LISTED ENTRIES:

· · · · ·

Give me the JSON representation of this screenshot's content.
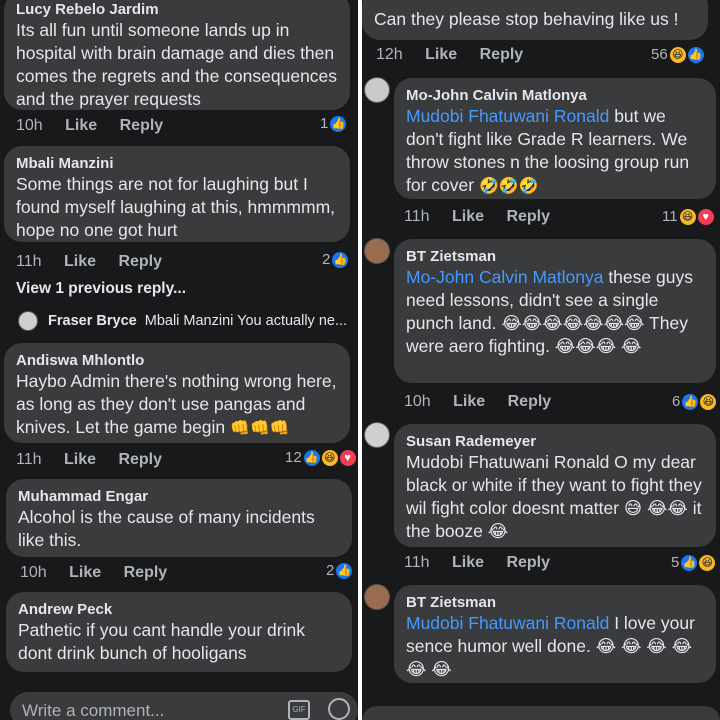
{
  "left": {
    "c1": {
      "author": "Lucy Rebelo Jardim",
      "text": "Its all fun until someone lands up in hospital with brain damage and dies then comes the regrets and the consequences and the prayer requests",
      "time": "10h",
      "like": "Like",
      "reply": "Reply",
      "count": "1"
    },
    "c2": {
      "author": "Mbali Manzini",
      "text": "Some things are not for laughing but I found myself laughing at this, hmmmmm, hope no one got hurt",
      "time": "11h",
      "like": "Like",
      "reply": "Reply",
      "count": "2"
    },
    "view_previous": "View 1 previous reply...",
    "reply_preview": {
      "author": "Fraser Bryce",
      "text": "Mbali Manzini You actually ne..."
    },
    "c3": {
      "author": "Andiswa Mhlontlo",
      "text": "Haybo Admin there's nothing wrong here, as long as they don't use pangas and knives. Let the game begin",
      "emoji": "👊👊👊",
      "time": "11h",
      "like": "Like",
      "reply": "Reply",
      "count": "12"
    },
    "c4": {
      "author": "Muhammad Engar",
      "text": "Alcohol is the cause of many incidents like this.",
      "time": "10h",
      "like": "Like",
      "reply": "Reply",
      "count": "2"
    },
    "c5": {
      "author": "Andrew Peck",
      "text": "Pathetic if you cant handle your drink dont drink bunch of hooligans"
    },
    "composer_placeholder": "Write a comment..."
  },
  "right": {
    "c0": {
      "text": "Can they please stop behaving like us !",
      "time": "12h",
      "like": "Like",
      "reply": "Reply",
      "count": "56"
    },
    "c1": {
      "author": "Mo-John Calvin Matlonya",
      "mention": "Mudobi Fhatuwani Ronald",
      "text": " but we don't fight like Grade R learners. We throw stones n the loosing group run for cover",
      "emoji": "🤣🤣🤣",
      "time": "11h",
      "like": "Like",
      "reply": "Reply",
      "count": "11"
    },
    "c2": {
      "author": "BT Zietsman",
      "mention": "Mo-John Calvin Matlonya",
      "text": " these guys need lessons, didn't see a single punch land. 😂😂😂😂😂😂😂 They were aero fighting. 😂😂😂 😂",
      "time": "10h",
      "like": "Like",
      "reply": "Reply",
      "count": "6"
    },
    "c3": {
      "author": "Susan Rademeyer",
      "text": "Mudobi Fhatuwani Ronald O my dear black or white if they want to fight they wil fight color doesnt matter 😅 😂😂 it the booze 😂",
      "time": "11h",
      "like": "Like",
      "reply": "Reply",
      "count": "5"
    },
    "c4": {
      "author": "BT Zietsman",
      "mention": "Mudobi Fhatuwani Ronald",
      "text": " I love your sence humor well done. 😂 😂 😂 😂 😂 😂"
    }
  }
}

· · · · ·

WHAT NEEDS TO BE DONE:
Provide only the count of lines in the data above that include the string "Calvin".

OUTPUT OF THE EXERCISE:
2